• [GIVEN INSTRUCTION 1]
Turn the paragraph of the assembly overview that begins "The first Karnali Provincial Assembly was elected" into a short list of its main facts.

• [SOURCE PASSAGE]
| 2nd Assembly | → |

Overview
- Legislative body: Karnali Provincial Assembly
- Jurisdiction: Karnali Province, Nepal
- Meeting place: Irrigation Division Office, Birendranagar, Surkhet District
- Term: 4 February 2018 – September 2022
- Election: 2017 provincial elections
- Government: Mahendra Bahadur Shahi cabinet Jeevan Bahadur Shahi cabinet
- Website: pga.karnali.gov.np

Provincial Assembly
- Members: 40
- Speaker: Raj Bahadur Shahi (UML)
- Deputy Speaker: Pushpa Bahadur Gharti (Maoist)
- Chief Minister: Mahendra Bahadur Shahi (Maoist) Jeevan Bahadur Shahi (Congress)
- Leader of the Opposition: Jeevan Bahadur Shahi (Congress) Yam Lal Kandel (UML)

= 1st Karnali Provincial Assembly =

2017 legislative term in Nepal

The first Karnali Provincial Assembly was elected by the 2017 provincial elections. 40 members were elected to the assembly, 24 of whom were elected through direct elections and 16 of whom were elected through the party list proportional representation system. The term of the assembly started on 4 February 2018 and ended in September 2022. Mahendra Bahadur Shahi from the CPN (Maoist Centre) and Jeevan Bahadur Shahi from the Nepali Congress served as chief ministers during the term of the assembly. Raj Bahadur Shahi served as the speaker of the assembly and Pushpa Bahadur Gharti served as the deputy speaker.

Element box annotations:

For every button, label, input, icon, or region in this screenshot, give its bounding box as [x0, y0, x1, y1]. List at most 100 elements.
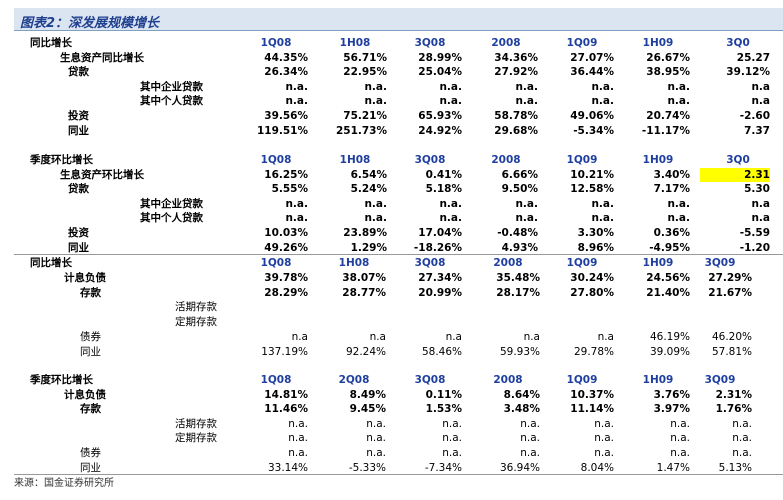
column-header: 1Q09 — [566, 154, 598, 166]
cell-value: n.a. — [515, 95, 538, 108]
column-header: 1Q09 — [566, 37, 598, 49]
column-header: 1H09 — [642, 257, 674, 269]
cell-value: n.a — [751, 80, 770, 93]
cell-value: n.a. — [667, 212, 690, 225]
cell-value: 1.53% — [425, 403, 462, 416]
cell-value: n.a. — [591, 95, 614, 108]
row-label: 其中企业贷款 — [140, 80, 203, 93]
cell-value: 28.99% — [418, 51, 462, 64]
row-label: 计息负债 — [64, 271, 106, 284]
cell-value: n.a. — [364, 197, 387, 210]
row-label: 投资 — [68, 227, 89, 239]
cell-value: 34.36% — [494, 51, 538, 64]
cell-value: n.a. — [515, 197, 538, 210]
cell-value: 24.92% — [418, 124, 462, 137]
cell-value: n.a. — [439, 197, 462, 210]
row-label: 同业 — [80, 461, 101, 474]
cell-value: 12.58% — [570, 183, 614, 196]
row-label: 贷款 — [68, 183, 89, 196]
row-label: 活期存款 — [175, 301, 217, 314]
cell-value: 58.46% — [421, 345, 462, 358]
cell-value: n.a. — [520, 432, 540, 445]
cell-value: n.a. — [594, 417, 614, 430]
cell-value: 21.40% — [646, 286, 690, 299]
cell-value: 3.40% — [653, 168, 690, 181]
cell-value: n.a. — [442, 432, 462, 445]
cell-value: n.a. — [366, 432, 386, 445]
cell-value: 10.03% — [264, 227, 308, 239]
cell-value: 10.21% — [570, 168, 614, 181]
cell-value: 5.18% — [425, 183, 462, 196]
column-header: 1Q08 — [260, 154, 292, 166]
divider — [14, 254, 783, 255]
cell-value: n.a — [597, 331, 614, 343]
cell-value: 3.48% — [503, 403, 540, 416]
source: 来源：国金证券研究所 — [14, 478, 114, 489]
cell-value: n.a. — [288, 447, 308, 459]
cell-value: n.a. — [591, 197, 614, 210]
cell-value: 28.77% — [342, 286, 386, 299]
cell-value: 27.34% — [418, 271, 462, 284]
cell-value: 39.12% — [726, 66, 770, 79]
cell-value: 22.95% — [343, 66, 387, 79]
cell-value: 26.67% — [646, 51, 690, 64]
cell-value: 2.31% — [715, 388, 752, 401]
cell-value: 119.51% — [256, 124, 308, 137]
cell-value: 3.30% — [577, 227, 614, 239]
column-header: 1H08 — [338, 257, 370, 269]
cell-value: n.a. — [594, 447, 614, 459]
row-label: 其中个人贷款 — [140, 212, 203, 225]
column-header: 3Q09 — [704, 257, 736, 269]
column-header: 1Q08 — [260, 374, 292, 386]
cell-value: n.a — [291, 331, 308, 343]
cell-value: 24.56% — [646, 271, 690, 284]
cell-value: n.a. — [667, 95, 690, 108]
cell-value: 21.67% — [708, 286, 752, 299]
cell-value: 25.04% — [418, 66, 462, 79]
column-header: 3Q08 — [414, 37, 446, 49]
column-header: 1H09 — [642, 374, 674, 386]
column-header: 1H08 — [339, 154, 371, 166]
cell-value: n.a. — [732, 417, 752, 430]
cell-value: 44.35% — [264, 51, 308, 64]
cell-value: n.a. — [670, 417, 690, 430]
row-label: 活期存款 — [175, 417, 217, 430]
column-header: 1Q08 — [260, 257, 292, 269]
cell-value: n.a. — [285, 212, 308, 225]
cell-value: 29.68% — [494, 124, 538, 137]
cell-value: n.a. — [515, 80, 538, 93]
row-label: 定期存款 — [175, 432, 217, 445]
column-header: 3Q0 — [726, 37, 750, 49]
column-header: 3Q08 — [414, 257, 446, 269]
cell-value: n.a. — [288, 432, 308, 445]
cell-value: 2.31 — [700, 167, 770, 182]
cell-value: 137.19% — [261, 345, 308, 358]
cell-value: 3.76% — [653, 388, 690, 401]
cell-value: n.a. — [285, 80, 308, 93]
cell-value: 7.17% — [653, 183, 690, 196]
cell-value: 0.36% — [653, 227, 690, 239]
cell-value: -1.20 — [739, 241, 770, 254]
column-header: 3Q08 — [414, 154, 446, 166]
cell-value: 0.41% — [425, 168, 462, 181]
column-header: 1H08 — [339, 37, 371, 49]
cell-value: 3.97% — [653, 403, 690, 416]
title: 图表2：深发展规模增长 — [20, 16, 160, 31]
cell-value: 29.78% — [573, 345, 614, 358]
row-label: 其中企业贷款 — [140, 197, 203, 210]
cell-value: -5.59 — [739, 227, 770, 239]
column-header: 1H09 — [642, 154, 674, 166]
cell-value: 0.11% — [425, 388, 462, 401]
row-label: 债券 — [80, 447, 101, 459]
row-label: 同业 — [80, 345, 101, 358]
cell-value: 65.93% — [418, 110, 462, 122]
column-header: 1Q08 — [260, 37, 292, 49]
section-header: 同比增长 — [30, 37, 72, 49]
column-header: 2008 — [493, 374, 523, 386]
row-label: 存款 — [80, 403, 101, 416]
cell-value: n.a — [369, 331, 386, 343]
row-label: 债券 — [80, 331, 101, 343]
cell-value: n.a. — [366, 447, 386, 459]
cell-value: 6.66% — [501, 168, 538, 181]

• [GIVEN INSTRUCTION 2]
In the records, rewrite the lines starting at the one containing "column-header: 1Q09 — [566, 154, 598, 166]" and stopping after the one containing "row-label: 贷款 — [68, 183, 89, 196]", with "row-label" changed to "row-name" and nothing else altered.

• [EXERCISE RESPONSE 1]
- Elected in the 2017 provincial elections
- 40 members: 24 by direct election, 16 by party-list proportional representation
- Term: 4 February 2018 to September 2022
- Chief ministers: Mahendra Bahadur Shahi (CPN (Maoist Centre)) and Jeevan Bahadur Shahi (Nepali Congress)
- Speaker: Raj Bahadur Shahi; deputy speaker: Pushpa Bahadur Gharti

• [EXERCISE RESPONSE 2]
column-header: 1Q09 — [566, 154, 598, 166]
cell-value: n.a. — [515, 95, 538, 108]
column-header: 1Q09 — [566, 37, 598, 49]
column-header: 1H09 — [642, 257, 674, 269]
cell-value: n.a — [751, 80, 770, 93]
cell-value: n.a. — [667, 212, 690, 225]
cell-value: 1.53% — [425, 403, 462, 416]
cell-value: n.a. — [591, 95, 614, 108]
row-name: 其中企业贷款 — [140, 80, 203, 93]
cell-value: 28.99% — [418, 51, 462, 64]
row-name: 计息负债 — [64, 271, 106, 284]
cell-value: n.a. — [364, 197, 387, 210]
row-name: 投资 — [68, 227, 89, 239]
cell-value: 34.36% — [494, 51, 538, 64]
cell-value: n.a. — [515, 197, 538, 210]
cell-value: 24.92% — [418, 124, 462, 137]
cell-value: n.a. — [439, 197, 462, 210]
row-name: 同业 — [80, 461, 101, 474]
cell-value: 12.58% — [570, 183, 614, 196]
row-name: 贷款 — [68, 183, 89, 196]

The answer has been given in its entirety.